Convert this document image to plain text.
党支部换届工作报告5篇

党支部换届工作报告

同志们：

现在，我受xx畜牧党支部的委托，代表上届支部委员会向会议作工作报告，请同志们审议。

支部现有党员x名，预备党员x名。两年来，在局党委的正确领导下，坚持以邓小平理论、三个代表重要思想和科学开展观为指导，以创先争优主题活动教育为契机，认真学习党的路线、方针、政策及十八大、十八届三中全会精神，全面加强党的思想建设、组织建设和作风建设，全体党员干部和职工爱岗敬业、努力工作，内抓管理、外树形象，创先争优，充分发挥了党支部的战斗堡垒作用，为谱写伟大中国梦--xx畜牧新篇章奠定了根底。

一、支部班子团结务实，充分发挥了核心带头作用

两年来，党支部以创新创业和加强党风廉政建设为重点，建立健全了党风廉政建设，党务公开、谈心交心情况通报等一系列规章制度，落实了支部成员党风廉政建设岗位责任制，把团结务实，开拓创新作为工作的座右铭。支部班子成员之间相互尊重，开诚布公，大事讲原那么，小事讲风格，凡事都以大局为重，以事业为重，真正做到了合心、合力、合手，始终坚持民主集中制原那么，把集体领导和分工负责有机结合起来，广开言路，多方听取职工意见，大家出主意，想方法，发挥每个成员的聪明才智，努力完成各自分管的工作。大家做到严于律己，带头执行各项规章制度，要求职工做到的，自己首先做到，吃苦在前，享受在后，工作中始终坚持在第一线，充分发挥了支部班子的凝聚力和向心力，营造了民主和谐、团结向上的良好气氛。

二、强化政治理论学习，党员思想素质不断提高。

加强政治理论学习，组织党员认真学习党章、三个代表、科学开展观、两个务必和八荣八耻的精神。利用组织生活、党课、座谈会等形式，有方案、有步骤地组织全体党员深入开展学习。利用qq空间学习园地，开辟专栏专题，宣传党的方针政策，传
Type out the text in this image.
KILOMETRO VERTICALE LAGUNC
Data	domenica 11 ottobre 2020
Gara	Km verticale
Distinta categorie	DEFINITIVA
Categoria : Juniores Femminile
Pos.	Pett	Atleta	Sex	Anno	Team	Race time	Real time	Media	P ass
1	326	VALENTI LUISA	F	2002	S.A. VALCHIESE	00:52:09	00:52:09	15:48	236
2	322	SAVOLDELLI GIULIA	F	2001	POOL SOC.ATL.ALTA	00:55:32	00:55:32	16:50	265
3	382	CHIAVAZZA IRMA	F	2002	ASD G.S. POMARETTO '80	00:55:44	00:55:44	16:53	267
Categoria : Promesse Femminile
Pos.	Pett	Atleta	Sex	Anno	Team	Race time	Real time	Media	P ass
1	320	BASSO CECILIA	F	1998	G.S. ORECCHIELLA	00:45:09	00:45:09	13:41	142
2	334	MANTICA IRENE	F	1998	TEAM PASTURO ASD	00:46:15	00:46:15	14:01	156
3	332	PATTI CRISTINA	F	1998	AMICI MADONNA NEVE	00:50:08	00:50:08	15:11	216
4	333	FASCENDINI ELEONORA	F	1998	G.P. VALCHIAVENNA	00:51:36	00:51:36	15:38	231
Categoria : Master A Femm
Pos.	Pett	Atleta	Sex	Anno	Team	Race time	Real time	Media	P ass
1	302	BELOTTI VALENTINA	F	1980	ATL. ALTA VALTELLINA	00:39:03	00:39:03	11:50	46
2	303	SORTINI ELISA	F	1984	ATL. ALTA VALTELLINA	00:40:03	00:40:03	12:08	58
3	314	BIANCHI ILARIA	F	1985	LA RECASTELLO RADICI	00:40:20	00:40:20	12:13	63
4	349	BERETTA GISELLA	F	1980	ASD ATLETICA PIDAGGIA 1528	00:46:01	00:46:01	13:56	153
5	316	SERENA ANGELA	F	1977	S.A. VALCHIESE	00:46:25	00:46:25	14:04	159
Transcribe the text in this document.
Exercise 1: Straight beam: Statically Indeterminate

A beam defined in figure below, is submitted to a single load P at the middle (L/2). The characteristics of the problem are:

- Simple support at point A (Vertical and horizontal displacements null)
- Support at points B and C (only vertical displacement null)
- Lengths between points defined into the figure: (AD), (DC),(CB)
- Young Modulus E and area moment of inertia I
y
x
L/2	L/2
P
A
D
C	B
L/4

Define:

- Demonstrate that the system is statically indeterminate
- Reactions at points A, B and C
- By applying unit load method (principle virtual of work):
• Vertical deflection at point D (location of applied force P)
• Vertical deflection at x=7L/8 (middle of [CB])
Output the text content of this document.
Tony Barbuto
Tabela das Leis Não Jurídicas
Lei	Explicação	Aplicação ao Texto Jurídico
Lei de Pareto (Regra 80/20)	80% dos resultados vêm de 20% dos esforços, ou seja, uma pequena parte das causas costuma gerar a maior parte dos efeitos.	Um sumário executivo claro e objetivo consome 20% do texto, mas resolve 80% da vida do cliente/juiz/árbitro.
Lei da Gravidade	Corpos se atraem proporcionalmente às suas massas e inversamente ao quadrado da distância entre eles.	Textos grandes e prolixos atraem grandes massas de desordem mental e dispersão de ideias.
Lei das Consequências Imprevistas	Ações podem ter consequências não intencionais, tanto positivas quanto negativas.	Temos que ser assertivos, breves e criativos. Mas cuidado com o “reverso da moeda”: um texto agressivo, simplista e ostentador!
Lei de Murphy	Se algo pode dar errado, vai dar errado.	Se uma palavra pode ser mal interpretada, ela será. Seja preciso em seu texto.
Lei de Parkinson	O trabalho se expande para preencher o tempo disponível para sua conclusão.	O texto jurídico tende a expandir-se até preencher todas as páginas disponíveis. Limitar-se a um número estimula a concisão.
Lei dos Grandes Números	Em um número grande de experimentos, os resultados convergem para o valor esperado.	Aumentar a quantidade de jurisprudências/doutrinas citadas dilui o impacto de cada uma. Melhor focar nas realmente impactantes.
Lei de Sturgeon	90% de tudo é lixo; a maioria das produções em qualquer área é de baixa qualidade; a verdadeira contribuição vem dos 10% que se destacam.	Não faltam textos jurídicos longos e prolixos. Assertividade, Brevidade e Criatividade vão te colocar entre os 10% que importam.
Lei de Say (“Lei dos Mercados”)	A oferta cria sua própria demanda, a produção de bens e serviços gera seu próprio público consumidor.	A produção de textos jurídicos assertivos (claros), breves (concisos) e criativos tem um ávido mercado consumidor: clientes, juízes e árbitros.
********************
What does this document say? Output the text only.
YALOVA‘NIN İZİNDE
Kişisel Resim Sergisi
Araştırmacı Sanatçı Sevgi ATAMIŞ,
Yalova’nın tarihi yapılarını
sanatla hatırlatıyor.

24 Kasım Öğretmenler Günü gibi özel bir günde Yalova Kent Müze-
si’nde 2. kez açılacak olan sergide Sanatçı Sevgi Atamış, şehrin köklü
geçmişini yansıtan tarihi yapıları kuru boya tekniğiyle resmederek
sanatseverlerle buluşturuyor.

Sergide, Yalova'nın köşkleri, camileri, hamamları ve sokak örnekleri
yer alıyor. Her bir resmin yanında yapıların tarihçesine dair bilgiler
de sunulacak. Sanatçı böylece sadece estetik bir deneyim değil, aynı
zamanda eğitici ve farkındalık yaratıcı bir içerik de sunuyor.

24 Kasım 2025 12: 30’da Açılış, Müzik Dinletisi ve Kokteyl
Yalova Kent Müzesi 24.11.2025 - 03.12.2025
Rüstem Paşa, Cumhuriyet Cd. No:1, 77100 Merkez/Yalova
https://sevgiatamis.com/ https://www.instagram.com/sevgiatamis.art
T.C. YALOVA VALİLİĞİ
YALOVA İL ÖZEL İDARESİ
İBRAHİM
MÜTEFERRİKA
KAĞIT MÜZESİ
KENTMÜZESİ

________________________________________

Challenge: Using the listing above, please repeat every entry exactly.

Task output:
Convert this document image to plain text.
党支部换届工作报告5篇

党支部换届工作报告

同志们：

现在，我受xx畜牧党支部的委托，代表上届支部委员会向会议作工作报告，请同志们审议。

支部现有党员x名，预备党员x名。两年来，在局党委的正确领导下，坚持以邓小平理论、三个代表重要思想和科学开展观为指导，以创先争优主题活动教育为契机，认真学习党的路线、方针、政策及十八大、十八届三中全会精神，全面加强党的思想建设、组织建设和作风建设，全体党员干部和职工爱岗敬业、努力工作，内抓管理、外树形象，创先争优，充分发挥了党支部的战斗堡垒作用，为谱写伟大中国梦--xx畜牧新篇章奠定了根底。

一、支部班子团结务实，充分发挥了核心带头作用

两年来，党支部以创新创业和加强党风廉政建设为重点，建立健全了党风廉政建设，党务公开、谈心交心情况通报等一系列规章制度，落实了支部成员党风廉政建设岗位责任制，把团结务实，开拓创新作为工作的座右铭。支部班子成员之间相互尊重，开诚布公，大事讲原那么，小事讲风格，凡事都以大局为重，以事业为重，真正做到了合心、合力、合手，始终坚持民主集中制原那么，把集体领导和分工负责有机结合起来，广开言路，多方听取职工意见，大家出主意，想方法，发挥每个成员的聪明才智，努力完成各自分管的工作。大家做到严于律己，带头执行各项规章制度，要求职工做到的，自己首先做到，吃苦在前，享受在后，工作中始终坚持在第一线，充分发挥了支部班子的凝聚力和向心力，营造了民主和谐、团结向上的良好气氛。

二、强化政治理论学习，党员思想素质不断提高。

加强政治理论学习，组织党员认真学习党章、三个代表、科学开展观、两个务必和八荣八耻的精神。利用组织生活、党课、座谈会等形式，有方案、有步骤地组织全体党员深入开展学习。利用qq空间学习园地，开辟专栏专题，宣传党的方针政策，传
Type out the text in this image.
KILOMETRO VERTICALE LAGUNC
Data	domenica 11 ottobre 2020
Gara	Km verticale
Distinta categorie	DEFINITIVA
Categoria : Juniores Femminile
Pos.	Pett	Atleta	Sex	Anno	Team	Race time	Real time	Media	P ass
1	326	VALENTI LUISA	F	2002	S.A. VALCHIESE	00:52:09	00:52:09	15:48	236
2	322	SAVOLDELLI GIULIA	F	2001	POOL SOC.ATL.ALTA	00:55:32	00:55:32	16:50	265
3	382	CHIAVAZZA IRMA	F	2002	ASD G.S. POMARETTO '80	00:55:44	00:55:44	16:53	267
Categoria : Promesse Femminile
Pos.	Pett	Atleta	Sex	Anno	Team	Race time	Real time	Media	P ass
1	320	BASSO CECILIA	F	1998	G.S. ORECCHIELLA	00:45:09	00:45:09	13:41	142
2	334	MANTICA IRENE	F	1998	TEAM PASTURO ASD	00:46:15	00:46:15	14:01	156
3	332	PATTI CRISTINA	F	1998	AMICI MADONNA NEVE	00:50:08	00:50:08	15:11	216
4	333	FASCENDINI ELEONORA	F	1998	G.P. VALCHIAVENNA	00:51:36	00:51:36	15:38	231
Categoria : Master A Femm
Pos.	Pett	Atleta	Sex	Anno	Team	Race time	Real time	Media	P ass
1	302	BELOTTI VALENTINA	F	1980	ATL. ALTA VALTELLINA	00:39:03	00:39:03	11:50	46
2	303	SORTINI ELISA	F	1984	ATL. ALTA VALTELLINA	00:40:03	00:40:03	12:08	58
3	314	BIANCHI ILARIA	F	1985	LA RECASTELLO RADICI	00:40:20	00:40:20	12:13	63
4	349	BERETTA GISELLA	F	1980	ASD ATLETICA PIDAGGIA 1528	00:46:01	00:46:01	13:56	153
5	316	SERENA ANGELA	F	1977	S.A. VALCHIESE	00:46:25	00:46:25	14:04	159
Transcribe the text in this document.
Exercise 1: Straight beam: Statically Indeterminate

A beam defined in figure below, is submitted to a single load P at the middle (L/2). The characteristics of the problem are:

- Simple support at point A (Vertical and horizontal displacements null)
- Support at points B and C (only vertical displacement null)
- Lengths between points defined into the figure: (AD), (DC),(CB)
- Young Modulus E and area moment of inertia I
y
x
L/2	L/2
P
A
D
C	B
L/4

Define:

- Demonstrate that the system is statically indeterminate
- Reactions at points A, B and C
- By applying unit load method (principle virtual of work):
• Vertical deflection at point D (location of applied force P)
• Vertical deflection at x=7L/8 (middle of [CB])
Output the text content of this document.
Tony Barbuto
Tabela das Leis Não Jurídicas
Lei	Explicação	Aplicação ao Texto Jurídico
Lei de Pareto (Regra 80/20)	80% dos resultados vêm de 20% dos esforços, ou seja, uma pequena parte das causas costuma gerar a maior parte dos efeitos.	Um sumário executivo claro e objetivo consome 20% do texto, mas resolve 80% da vida do cliente/juiz/árbitro.
Lei da Gravidade	Corpos se atraem proporcionalmente às suas massas e inversamente ao quadrado da distância entre eles.	Textos grandes e prolixos atraem grandes massas de desordem mental e dispersão de ideias.
Lei das Consequências Imprevistas	Ações podem ter consequências não intencionais, tanto positivas quanto negativas.	Temos que ser assertivos, breves e criativos. Mas cuidado com o “reverso da moeda”: um texto agressivo, simplista e ostentador!
Lei de Murphy	Se algo pode dar errado, vai dar errado.	Se uma palavra pode ser mal interpretada, ela será. Seja preciso em seu texto.
Lei de Parkinson	O trabalho se expande para preencher o tempo disponível para sua conclusão.	O texto jurídico tende a expandir-se até preencher todas as páginas disponíveis. Limitar-se a um número estimula a concisão.
Lei dos Grandes Números	Em um número grande de experimentos, os resultados convergem para o valor esperado.	Aumentar a quantidade de jurisprudências/doutrinas citadas dilui o impacto de cada uma. Melhor focar nas realmente impactantes.
Lei de Sturgeon	90% de tudo é lixo; a maioria das produções em qualquer área é de baixa qualidade; a verdadeira contribuição vem dos 10% que se destacam.	Não faltam textos jurídicos longos e prolixos. Assertividade, Brevidade e Criatividade vão te colocar entre os 10% que importam.
Lei de Say (“Lei dos Mercados”)	A oferta cria sua própria demanda, a produção de bens e serviços gera seu próprio público consumidor.	A produção de textos jurídicos assertivos (claros), breves (concisos) e criativos tem um ávido mercado consumidor: clientes, juízes e árbitros.
********************
What does this document say? Output the text only.
YALOVA‘NIN İZİNDE
Kişisel Resim Sergisi
Araştırmacı Sanatçı Sevgi ATAMIŞ,
Yalova’nın tarihi yapılarını
sanatla hatırlatıyor.

24 Kasım Öğretmenler Günü gibi özel bir günde Yalova Kent Müze-
si’nde 2. kez açılacak olan sergide Sanatçı Sevgi Atamış, şehrin köklü
geçmişini yansıtan tarihi yapıları kuru boya tekniğiyle resmederek
sanatseverlerle buluşturuyor.

Sergide, Yalova'nın köşkleri, camileri, hamamları ve sokak örnekleri
yer alıyor. Her bir resmin yanında yapıların tarihçesine dair bilgiler
de sunulacak. Sanatçı böylece sadece estetik bir deneyim değil, aynı
zamanda eğitici ve farkındalık yaratıcı bir içerik de sunuyor.

24 Kasım 2025 12: 30’da Açılış, Müzik Dinletisi ve Kokteyl
Yalova Kent Müzesi 24.11.2025 - 03.12.2025
Rüstem Paşa, Cumhuriyet Cd. No:1, 77100 Merkez/Yalova
https://sevgiatamis.com/ https://www.instagram.com/sevgiatamis.art
T.C. YALOVA VALİLİĞİ
YALOVA İL ÖZEL İDARESİ
İBRAHİM
MÜTEFERRİKA
KAĞIT MÜZESİ
KENTMÜZESİ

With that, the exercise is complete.